### Your instructions
Report the count of lines below in which the string "JSON" occurs; include nothing else.

### Material to process
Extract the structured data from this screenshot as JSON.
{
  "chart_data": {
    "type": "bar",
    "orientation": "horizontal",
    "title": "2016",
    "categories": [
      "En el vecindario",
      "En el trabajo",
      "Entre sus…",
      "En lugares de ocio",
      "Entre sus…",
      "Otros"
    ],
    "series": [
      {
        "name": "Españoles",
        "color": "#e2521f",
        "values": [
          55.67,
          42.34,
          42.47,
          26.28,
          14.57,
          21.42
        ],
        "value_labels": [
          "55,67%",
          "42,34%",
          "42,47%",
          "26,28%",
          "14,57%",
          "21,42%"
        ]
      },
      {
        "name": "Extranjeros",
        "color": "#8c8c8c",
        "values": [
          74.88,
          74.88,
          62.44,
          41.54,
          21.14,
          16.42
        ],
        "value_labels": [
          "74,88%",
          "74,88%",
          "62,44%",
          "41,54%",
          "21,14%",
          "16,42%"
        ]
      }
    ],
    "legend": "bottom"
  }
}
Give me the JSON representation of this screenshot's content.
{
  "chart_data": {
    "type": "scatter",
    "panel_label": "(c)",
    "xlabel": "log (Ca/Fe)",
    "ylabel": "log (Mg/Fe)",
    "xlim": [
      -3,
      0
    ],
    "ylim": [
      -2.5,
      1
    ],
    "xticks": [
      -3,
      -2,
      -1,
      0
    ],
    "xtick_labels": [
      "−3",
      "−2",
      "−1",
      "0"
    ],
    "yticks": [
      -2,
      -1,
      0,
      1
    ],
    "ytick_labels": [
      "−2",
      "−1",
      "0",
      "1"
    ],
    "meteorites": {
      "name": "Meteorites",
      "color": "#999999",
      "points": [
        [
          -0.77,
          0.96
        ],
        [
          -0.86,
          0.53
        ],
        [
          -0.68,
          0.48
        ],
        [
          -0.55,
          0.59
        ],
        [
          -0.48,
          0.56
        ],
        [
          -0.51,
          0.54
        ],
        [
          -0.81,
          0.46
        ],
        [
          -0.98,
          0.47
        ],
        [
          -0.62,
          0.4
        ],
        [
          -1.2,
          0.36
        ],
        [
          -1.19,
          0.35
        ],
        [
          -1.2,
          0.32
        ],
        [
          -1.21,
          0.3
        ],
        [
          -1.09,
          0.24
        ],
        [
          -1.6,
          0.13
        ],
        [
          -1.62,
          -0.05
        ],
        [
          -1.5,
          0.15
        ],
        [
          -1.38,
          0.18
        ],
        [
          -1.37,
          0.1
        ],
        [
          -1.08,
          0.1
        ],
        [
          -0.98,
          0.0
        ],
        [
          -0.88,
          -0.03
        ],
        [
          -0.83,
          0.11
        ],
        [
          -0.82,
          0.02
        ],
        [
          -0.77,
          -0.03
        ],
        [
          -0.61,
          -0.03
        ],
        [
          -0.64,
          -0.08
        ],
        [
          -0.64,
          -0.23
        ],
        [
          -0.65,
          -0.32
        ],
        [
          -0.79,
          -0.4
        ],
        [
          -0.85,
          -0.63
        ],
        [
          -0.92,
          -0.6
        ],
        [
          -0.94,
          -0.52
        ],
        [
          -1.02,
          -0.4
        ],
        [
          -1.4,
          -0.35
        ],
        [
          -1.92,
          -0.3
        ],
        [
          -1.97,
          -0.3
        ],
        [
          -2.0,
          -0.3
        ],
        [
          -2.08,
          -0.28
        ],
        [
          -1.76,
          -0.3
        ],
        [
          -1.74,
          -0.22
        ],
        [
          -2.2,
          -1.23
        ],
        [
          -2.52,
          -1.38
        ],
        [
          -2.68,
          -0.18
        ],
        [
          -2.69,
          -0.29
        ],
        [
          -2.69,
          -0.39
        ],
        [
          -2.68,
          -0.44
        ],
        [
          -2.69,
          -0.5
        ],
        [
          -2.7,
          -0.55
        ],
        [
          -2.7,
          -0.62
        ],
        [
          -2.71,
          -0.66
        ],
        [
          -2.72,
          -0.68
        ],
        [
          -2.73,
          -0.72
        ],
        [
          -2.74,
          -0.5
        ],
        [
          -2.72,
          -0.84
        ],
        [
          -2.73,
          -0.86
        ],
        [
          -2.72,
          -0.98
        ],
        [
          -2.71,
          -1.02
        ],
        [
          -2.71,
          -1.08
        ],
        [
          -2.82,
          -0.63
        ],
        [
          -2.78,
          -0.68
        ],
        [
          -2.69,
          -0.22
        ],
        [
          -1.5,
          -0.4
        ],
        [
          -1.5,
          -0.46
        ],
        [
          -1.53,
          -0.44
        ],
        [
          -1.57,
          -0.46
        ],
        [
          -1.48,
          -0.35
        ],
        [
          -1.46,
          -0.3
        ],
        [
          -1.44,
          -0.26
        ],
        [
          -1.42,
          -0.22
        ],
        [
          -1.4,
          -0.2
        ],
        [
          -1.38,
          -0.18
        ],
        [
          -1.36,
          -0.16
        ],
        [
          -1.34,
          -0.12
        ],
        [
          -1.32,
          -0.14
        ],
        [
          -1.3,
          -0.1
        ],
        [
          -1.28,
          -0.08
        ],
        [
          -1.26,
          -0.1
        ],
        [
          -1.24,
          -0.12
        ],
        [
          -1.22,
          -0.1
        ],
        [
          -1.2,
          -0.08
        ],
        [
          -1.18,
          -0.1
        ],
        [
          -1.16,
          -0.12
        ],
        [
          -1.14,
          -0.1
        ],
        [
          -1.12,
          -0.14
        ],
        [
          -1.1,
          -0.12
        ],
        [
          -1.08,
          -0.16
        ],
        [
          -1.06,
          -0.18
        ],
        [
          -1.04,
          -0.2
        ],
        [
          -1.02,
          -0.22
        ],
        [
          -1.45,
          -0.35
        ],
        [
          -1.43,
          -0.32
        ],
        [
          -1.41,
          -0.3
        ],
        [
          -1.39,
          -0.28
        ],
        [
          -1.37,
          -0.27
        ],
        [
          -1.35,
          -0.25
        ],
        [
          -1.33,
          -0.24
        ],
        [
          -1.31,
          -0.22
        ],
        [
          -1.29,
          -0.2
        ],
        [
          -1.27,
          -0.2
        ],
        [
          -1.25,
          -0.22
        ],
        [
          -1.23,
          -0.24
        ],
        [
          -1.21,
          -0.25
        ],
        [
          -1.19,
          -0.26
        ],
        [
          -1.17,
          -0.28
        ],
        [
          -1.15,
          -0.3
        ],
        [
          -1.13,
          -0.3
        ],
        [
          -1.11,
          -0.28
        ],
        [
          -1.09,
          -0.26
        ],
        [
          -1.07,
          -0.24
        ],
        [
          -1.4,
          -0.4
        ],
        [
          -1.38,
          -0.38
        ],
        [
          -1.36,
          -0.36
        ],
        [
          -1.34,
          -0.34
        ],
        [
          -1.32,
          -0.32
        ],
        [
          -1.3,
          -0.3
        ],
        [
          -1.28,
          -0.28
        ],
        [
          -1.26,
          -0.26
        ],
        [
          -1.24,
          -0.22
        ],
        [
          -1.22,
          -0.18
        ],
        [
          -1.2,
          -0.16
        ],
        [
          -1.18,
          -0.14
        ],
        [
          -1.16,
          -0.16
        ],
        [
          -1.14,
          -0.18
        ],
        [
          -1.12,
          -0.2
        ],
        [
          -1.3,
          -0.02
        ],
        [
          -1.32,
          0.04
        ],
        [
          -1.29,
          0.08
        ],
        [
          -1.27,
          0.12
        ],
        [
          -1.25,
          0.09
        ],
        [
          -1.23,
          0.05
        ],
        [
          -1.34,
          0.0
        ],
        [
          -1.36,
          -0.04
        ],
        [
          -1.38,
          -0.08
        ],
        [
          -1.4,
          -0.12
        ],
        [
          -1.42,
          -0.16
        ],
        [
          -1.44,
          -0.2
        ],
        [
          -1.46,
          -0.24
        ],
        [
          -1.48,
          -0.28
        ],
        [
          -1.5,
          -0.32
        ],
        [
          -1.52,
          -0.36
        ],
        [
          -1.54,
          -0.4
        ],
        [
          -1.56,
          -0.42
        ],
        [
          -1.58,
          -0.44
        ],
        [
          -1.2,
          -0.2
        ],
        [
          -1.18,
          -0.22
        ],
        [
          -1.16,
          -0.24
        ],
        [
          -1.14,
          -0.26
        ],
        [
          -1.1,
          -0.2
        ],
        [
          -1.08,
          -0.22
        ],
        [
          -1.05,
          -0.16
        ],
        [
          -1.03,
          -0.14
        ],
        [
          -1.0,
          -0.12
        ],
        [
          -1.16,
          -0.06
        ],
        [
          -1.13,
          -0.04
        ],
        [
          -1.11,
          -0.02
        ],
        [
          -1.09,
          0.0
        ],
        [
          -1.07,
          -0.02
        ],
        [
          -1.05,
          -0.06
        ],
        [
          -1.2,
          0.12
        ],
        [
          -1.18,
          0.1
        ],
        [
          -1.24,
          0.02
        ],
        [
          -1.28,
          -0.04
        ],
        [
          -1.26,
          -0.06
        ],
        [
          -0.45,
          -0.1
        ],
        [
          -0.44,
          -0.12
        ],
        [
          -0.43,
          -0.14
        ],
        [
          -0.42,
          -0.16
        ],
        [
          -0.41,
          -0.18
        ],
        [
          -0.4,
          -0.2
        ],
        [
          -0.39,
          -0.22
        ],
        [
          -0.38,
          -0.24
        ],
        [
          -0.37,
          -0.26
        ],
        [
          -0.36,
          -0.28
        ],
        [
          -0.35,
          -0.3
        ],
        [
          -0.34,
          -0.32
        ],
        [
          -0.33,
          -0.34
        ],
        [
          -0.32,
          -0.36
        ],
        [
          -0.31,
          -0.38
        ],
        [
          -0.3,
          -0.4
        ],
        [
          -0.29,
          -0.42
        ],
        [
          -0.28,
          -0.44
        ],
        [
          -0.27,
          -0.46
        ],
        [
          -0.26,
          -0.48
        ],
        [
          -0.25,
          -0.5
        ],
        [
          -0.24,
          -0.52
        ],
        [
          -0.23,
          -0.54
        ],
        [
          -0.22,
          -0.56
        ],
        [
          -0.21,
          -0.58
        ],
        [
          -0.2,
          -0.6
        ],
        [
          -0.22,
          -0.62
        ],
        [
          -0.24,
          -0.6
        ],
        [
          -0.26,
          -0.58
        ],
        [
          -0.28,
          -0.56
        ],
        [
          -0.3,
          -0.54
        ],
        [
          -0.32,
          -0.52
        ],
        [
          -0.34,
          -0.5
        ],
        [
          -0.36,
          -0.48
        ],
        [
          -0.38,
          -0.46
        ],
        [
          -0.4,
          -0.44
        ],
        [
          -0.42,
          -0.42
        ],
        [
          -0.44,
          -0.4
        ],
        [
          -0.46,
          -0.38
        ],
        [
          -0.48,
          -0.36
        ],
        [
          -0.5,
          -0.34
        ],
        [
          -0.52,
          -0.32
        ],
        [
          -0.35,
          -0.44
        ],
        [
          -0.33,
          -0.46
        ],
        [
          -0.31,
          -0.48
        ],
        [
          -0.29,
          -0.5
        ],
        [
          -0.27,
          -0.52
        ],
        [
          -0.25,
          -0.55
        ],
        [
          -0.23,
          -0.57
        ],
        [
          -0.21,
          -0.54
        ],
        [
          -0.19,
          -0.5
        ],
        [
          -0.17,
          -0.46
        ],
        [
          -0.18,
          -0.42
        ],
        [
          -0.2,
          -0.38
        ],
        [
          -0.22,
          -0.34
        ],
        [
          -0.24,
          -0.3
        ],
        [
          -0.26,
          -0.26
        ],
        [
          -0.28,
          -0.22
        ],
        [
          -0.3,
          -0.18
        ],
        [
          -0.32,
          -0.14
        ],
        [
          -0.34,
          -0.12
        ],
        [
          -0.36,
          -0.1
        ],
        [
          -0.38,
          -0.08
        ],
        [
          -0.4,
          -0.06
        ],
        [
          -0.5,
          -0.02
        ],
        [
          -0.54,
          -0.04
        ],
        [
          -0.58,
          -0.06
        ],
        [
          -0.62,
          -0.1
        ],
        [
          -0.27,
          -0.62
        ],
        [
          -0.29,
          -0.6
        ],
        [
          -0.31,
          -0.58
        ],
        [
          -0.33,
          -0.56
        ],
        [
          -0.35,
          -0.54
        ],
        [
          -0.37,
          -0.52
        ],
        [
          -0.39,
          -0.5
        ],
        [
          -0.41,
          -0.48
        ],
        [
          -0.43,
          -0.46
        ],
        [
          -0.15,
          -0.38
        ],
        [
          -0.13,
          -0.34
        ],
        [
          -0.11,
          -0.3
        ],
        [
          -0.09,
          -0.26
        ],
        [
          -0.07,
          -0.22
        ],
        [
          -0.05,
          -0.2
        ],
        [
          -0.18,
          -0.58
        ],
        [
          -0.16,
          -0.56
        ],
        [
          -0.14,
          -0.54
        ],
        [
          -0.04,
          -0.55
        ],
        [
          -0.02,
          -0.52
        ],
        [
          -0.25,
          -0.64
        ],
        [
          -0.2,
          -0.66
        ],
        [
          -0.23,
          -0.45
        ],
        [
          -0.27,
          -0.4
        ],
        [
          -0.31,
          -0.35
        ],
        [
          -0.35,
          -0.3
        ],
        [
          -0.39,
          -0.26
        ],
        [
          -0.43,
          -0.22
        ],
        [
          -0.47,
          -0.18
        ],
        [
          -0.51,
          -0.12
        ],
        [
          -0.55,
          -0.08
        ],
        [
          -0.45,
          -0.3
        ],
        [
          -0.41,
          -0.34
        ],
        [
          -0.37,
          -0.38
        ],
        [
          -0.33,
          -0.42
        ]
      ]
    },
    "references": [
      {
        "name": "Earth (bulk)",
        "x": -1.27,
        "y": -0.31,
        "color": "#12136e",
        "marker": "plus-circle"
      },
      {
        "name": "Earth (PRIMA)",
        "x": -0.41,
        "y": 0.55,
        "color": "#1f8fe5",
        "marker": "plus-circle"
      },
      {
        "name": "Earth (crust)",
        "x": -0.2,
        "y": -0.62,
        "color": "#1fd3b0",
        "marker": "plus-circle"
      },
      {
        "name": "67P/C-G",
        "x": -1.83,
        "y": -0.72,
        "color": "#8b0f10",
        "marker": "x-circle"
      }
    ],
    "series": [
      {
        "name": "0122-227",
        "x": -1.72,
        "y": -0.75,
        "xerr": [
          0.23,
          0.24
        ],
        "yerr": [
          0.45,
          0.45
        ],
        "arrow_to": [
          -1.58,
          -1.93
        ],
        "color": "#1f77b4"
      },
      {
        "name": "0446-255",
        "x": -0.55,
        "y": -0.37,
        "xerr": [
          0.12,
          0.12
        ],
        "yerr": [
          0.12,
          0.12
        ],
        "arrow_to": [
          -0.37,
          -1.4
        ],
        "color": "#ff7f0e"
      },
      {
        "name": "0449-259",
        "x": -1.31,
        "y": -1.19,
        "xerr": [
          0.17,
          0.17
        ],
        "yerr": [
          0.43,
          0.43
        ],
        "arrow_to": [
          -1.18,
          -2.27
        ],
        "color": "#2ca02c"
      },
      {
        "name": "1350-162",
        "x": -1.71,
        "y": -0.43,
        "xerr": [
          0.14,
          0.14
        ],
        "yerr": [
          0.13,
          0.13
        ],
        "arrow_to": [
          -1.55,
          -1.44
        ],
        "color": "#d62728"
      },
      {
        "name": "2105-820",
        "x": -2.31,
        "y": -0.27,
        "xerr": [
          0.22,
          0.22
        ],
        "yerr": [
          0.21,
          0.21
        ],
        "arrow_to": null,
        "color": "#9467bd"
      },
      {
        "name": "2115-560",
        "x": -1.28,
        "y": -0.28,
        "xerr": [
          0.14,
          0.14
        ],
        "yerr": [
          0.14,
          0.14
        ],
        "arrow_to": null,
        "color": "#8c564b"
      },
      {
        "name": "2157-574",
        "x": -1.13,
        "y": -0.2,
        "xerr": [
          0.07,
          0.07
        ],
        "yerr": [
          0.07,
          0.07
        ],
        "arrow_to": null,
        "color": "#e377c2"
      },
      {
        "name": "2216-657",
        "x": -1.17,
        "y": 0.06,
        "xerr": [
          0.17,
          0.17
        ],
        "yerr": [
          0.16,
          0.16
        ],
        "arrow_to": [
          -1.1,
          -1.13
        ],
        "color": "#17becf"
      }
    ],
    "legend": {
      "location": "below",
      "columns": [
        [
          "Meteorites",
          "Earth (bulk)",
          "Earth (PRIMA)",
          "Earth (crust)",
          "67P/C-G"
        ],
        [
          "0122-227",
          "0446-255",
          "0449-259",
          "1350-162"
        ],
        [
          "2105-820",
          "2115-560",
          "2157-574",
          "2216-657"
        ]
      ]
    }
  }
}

### The output
2